Generate all significant recent states of TeX Live
Jonathan Fine
jfine2358 at gmail.com
Wed Nov 16 19:40:26 CET 2022
Hi
My present project is to systematically generate all recent significant
states of TeX Live, as experienced by users who regularly update their
systems.
My starting point is the 2022 TeXLive ISO, for which:
$ ls texlive/archive | head -5
12many.doc.r15878.tar.xz
12many.r15878.tar.xz
12many.source.r15878.tar.xz
2up.doc.r55076.tar.xz
2up.r55076.tar.xz
My first task is texmf-dist/tex/latex. I assume (or hope) that the LaTeX
packages in this archive are systematically generated from the SVN
repository by some script, or if not are at least logged somewhere.
I have found Norbert's most helpful pages:
https://www.texlive.info/
https://texlive.info/tlnet-archive/
https://texlive.info/tlnet-archive/2022/11/10/tlnet/archive/ # Sample
listing
What I am at present a bit short of is documentation about how the
texlive/archive directory of packages is created. I was hoping there might
be a script in the (enormous) SVN repository. However, my initial poking
around hasn't turned up much. Places I've looked include:
https://www.tug.org/texlive/doc.html
https://www.tug.org/texlive/doc/tlbuild.html
If anyone here can help with some pointers, links or advice it would be
much appreciated. And I am grateful to Norbert for the information and
resources provided on texlive.info.

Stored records
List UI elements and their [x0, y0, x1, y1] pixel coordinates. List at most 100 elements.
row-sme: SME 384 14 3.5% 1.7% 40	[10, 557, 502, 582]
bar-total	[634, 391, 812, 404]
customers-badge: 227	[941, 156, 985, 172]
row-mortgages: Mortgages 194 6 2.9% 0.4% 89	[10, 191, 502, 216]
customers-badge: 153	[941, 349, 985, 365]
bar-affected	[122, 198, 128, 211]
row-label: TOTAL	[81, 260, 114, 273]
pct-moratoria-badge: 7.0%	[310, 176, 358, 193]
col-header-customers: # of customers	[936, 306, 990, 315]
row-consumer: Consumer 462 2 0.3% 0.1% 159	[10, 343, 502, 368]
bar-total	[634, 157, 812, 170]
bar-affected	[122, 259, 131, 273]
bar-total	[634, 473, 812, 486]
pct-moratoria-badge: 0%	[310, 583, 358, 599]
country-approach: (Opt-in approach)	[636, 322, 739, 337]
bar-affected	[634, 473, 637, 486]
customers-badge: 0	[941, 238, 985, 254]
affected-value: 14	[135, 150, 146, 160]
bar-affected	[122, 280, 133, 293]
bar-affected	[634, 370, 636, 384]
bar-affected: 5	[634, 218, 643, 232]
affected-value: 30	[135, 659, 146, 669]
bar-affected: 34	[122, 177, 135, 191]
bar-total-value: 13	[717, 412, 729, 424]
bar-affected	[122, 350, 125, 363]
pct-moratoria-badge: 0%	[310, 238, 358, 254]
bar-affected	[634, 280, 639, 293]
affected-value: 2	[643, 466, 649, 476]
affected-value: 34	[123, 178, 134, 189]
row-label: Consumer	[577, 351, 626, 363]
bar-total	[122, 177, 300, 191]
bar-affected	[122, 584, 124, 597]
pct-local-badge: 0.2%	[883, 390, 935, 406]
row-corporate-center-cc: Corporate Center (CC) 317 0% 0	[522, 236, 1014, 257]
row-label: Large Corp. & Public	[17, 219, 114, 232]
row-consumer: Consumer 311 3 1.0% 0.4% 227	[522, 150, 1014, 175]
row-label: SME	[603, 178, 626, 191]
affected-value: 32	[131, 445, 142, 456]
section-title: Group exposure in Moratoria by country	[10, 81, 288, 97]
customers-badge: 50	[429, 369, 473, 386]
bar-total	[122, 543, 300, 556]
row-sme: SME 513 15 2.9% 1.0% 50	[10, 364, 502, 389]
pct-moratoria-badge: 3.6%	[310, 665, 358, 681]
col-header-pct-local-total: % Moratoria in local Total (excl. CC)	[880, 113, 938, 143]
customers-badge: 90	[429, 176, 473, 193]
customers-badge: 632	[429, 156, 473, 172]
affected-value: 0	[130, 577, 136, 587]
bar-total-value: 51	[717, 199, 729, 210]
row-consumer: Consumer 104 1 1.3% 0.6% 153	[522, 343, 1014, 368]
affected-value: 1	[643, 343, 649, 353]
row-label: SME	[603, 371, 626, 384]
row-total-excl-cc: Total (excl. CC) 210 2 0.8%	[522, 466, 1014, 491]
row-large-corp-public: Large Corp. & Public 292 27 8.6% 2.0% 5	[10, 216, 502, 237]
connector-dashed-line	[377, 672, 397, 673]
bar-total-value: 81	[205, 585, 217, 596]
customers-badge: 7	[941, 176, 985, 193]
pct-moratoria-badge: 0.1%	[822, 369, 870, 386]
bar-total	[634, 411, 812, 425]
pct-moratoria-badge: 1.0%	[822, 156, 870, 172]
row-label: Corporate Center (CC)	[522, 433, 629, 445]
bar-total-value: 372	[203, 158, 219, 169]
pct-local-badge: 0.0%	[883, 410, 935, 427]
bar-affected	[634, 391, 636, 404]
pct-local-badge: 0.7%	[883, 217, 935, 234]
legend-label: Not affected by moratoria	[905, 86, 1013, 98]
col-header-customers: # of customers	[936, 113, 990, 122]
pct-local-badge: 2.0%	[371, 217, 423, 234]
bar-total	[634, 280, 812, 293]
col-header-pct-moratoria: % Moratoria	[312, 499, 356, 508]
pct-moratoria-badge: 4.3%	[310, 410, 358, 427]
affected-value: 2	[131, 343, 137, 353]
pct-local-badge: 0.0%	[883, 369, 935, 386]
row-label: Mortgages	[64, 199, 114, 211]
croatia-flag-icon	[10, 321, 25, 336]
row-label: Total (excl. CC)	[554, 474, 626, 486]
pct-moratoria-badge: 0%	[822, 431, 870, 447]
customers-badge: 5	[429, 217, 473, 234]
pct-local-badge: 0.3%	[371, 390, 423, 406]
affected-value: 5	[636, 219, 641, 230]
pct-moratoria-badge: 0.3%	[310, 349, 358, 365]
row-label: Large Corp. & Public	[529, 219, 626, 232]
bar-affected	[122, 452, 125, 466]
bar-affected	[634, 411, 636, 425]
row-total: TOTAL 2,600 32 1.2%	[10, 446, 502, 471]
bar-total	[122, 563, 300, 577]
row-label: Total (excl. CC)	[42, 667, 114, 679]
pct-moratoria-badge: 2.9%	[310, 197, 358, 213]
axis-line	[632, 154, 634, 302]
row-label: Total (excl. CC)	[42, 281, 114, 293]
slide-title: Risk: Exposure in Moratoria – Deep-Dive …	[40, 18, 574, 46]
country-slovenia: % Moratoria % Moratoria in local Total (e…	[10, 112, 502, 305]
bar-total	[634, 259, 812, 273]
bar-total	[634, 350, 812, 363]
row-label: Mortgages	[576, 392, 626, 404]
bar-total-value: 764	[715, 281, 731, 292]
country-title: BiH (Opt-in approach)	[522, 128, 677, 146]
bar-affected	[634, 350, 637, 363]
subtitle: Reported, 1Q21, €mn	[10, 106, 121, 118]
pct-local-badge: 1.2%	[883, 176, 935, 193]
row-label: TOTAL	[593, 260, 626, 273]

#### Stated exercise:
Decide whether each statement agrees with the TeX Live message, answering yes or no and quoting the deciding words from the message: 1. The author begins from the 2022 TeX Live ISO. 2. The author has found a script in the SVN repository that creates the archive directory. 3. The author's first task is texmf-dist/tex/latex. This material has no connection to the TeX Live message.

#### In response:
1. Yes: "My starting point is the 2022 TeXLive ISO"
2. No: "However, my initial poking around hasn't turned up much."
3. Yes: "My first task is texmf-dist/tex/latex."